[Collected data]
□ □ □

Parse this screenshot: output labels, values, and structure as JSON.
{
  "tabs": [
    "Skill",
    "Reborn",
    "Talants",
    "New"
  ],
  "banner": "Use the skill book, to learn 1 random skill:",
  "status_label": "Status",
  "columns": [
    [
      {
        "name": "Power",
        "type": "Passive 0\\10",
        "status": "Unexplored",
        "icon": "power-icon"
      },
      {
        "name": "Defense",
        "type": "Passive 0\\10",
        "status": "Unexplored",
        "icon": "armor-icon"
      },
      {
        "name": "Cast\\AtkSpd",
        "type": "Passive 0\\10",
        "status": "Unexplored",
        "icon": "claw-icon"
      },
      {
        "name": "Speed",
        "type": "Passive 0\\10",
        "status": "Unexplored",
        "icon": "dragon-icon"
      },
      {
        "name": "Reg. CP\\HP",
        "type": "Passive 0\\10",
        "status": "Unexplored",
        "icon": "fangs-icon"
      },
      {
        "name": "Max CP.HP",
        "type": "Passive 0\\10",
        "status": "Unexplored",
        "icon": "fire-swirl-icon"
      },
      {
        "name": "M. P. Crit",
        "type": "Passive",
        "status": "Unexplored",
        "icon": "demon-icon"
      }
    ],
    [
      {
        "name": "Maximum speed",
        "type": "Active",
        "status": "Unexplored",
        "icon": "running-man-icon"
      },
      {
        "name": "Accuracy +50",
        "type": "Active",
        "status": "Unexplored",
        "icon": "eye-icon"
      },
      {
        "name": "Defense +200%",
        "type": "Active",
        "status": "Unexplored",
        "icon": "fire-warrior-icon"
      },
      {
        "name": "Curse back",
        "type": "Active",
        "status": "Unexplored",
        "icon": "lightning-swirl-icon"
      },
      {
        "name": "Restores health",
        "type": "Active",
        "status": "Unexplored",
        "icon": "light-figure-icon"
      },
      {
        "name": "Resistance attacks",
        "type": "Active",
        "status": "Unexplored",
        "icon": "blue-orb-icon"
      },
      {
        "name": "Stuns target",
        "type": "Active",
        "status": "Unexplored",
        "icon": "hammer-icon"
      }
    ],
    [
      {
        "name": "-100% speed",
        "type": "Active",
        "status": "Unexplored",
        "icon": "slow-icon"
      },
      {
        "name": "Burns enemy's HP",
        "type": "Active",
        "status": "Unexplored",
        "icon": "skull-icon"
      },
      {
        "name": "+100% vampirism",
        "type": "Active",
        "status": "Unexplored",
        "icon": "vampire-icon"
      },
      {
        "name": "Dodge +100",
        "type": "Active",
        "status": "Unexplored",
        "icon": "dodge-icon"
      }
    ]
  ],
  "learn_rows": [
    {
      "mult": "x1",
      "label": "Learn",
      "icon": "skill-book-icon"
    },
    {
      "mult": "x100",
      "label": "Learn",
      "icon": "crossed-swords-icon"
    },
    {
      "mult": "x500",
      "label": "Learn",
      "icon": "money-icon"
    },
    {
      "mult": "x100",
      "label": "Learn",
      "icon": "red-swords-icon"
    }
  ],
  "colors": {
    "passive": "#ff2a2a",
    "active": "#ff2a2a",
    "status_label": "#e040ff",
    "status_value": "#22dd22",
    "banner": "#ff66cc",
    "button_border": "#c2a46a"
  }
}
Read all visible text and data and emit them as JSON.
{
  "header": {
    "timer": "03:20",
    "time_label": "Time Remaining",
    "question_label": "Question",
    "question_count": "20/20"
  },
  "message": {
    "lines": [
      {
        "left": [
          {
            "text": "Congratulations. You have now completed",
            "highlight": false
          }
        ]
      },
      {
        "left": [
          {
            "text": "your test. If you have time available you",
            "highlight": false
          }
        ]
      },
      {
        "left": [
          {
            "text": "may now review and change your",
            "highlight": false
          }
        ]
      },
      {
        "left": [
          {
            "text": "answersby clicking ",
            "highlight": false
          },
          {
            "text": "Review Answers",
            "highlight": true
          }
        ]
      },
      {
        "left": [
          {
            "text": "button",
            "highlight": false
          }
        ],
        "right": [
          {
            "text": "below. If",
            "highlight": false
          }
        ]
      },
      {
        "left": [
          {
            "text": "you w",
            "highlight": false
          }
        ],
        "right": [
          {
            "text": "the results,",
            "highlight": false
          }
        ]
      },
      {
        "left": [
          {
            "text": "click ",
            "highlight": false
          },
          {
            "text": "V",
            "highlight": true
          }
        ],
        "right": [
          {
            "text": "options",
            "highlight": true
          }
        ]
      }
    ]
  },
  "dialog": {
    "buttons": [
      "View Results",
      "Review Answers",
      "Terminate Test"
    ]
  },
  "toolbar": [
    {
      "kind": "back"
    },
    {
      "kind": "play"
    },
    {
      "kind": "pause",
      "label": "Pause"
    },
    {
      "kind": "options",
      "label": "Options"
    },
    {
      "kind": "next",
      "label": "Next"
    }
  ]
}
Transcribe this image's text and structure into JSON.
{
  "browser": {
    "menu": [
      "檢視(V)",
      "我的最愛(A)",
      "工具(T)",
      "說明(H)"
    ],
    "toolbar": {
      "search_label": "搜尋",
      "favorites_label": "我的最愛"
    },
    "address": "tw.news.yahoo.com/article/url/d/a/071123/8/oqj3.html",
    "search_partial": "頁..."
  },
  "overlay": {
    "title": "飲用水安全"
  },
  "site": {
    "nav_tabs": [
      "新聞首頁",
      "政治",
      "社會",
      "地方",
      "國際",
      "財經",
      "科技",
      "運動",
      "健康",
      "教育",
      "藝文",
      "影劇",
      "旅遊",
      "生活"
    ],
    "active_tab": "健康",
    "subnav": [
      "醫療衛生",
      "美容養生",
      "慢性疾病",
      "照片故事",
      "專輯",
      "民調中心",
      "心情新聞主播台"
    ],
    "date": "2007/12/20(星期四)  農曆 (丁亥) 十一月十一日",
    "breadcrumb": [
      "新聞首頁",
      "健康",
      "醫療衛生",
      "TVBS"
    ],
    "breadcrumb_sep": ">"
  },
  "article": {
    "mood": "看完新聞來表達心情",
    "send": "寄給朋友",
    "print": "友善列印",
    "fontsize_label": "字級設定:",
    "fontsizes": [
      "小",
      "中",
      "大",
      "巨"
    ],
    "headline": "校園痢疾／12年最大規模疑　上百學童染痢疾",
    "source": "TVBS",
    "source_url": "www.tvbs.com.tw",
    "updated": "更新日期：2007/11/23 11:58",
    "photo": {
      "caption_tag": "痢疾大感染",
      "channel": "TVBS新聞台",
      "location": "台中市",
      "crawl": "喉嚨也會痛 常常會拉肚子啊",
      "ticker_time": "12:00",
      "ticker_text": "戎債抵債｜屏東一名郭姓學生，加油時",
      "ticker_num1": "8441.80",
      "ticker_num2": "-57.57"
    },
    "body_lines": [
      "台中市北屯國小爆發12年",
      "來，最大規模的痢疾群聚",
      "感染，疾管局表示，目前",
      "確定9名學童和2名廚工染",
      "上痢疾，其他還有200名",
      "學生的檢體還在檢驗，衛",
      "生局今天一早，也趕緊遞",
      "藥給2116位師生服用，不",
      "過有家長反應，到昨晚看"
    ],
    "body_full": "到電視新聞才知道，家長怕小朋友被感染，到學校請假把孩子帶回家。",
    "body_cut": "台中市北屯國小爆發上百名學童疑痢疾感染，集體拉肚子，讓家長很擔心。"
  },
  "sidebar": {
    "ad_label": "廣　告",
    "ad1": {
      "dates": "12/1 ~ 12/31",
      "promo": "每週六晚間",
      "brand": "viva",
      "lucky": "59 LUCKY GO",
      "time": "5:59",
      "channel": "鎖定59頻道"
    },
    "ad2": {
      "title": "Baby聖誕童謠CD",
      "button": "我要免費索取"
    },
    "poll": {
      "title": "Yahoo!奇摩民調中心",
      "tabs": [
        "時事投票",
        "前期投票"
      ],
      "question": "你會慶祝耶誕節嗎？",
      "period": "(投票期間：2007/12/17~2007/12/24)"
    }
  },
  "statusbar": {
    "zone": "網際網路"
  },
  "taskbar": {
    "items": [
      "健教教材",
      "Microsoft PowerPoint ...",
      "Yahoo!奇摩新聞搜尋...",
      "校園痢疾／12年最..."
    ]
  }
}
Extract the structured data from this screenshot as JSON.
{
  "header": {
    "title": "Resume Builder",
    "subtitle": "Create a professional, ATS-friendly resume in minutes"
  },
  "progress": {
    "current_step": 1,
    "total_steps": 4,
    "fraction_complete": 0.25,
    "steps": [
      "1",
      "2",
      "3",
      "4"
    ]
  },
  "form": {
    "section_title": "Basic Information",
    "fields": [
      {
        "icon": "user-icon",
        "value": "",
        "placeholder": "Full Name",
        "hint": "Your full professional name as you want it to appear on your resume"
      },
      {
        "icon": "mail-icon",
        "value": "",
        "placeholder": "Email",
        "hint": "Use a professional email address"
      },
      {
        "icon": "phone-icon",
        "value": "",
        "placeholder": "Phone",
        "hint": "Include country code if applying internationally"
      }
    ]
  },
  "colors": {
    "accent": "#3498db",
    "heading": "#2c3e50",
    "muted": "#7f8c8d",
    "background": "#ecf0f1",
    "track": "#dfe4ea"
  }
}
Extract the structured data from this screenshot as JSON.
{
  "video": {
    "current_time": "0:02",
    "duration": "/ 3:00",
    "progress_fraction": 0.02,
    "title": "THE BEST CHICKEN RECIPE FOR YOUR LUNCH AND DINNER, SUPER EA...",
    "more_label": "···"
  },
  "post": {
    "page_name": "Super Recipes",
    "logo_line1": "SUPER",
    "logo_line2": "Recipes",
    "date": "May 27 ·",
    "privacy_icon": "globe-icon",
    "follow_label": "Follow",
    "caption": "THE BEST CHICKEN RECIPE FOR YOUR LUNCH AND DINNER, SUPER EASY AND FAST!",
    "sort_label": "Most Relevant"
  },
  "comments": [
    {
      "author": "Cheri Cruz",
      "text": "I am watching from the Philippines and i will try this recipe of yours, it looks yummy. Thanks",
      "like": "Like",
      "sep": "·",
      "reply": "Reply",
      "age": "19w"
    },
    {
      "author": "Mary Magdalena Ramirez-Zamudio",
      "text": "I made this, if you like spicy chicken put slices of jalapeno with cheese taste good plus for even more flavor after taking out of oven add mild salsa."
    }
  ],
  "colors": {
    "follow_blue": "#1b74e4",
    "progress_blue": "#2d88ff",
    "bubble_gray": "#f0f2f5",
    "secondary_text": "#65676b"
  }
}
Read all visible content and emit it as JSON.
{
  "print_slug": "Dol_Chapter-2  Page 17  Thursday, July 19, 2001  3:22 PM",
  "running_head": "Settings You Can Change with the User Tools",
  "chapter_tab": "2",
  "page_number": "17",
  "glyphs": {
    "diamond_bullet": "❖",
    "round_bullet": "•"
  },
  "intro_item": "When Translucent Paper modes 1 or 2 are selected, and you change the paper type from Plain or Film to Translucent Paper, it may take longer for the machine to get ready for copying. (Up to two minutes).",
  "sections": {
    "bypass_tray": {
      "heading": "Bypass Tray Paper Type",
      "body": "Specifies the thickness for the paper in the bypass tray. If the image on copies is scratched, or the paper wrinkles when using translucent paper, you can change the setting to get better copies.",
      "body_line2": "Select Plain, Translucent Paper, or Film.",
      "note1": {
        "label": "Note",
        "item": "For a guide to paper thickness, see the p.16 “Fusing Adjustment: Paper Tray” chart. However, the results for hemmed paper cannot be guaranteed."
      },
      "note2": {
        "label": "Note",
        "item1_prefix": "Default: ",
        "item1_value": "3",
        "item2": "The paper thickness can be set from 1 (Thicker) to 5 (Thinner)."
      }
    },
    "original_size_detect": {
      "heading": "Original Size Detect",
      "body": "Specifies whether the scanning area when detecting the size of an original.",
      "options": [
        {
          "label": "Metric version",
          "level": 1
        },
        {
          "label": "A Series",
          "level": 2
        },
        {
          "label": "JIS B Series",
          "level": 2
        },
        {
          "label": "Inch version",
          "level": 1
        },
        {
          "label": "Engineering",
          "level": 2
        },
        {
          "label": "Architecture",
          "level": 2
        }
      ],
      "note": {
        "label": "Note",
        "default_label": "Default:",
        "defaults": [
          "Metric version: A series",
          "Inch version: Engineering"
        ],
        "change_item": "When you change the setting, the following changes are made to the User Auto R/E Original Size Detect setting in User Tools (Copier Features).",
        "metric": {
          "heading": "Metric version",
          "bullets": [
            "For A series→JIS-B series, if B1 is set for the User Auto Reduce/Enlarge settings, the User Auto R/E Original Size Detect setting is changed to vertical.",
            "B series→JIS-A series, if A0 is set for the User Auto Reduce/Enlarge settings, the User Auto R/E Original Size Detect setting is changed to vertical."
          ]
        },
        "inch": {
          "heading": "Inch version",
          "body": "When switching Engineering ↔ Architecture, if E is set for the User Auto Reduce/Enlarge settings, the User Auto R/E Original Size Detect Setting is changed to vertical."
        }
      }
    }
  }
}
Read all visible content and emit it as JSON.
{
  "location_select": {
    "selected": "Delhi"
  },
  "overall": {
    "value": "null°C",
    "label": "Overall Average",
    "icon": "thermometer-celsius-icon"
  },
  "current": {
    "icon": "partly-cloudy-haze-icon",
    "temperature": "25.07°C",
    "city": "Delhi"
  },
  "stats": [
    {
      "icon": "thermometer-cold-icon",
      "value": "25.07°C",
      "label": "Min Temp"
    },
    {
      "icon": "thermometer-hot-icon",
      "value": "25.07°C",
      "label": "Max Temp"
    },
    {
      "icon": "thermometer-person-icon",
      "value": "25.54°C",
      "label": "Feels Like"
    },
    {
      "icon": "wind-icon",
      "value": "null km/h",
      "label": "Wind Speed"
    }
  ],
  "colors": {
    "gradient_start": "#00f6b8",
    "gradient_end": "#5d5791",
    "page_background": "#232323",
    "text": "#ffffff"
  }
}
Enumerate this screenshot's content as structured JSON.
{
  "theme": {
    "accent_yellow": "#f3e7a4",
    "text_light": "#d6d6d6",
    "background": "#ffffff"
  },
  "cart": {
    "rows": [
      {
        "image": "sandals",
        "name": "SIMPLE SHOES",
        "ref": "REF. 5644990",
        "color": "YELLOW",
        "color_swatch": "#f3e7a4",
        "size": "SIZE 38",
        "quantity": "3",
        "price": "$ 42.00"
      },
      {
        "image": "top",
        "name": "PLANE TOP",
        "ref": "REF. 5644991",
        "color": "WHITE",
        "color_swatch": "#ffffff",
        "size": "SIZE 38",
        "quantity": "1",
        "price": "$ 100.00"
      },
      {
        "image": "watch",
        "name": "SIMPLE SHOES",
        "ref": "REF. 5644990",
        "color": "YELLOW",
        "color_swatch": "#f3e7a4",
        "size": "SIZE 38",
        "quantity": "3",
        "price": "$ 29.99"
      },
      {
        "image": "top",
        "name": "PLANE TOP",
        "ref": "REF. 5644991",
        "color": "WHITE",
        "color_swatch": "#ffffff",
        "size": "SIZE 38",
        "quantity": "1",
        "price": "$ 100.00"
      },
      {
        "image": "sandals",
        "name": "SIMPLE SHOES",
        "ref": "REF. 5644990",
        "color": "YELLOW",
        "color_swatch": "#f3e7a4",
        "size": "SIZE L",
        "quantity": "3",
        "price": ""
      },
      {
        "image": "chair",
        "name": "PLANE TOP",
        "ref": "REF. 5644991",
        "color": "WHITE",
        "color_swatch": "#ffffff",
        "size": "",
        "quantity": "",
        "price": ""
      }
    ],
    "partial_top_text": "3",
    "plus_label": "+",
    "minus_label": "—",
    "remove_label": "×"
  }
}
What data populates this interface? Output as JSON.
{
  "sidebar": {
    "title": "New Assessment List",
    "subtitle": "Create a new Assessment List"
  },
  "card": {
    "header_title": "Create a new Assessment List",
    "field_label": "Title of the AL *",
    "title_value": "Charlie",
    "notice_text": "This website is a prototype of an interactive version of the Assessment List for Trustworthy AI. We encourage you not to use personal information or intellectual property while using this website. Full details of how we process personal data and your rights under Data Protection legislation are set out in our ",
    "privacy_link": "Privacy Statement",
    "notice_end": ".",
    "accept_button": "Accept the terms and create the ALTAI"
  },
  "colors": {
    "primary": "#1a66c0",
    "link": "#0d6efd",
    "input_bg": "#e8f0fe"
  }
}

□ □ □

**Given task**
Identify each line containing the string "have" and copy it out.

**Output for this exercise**
            "text": "Congratulations. You have now completed",
            "text": "your test. If you have time available you",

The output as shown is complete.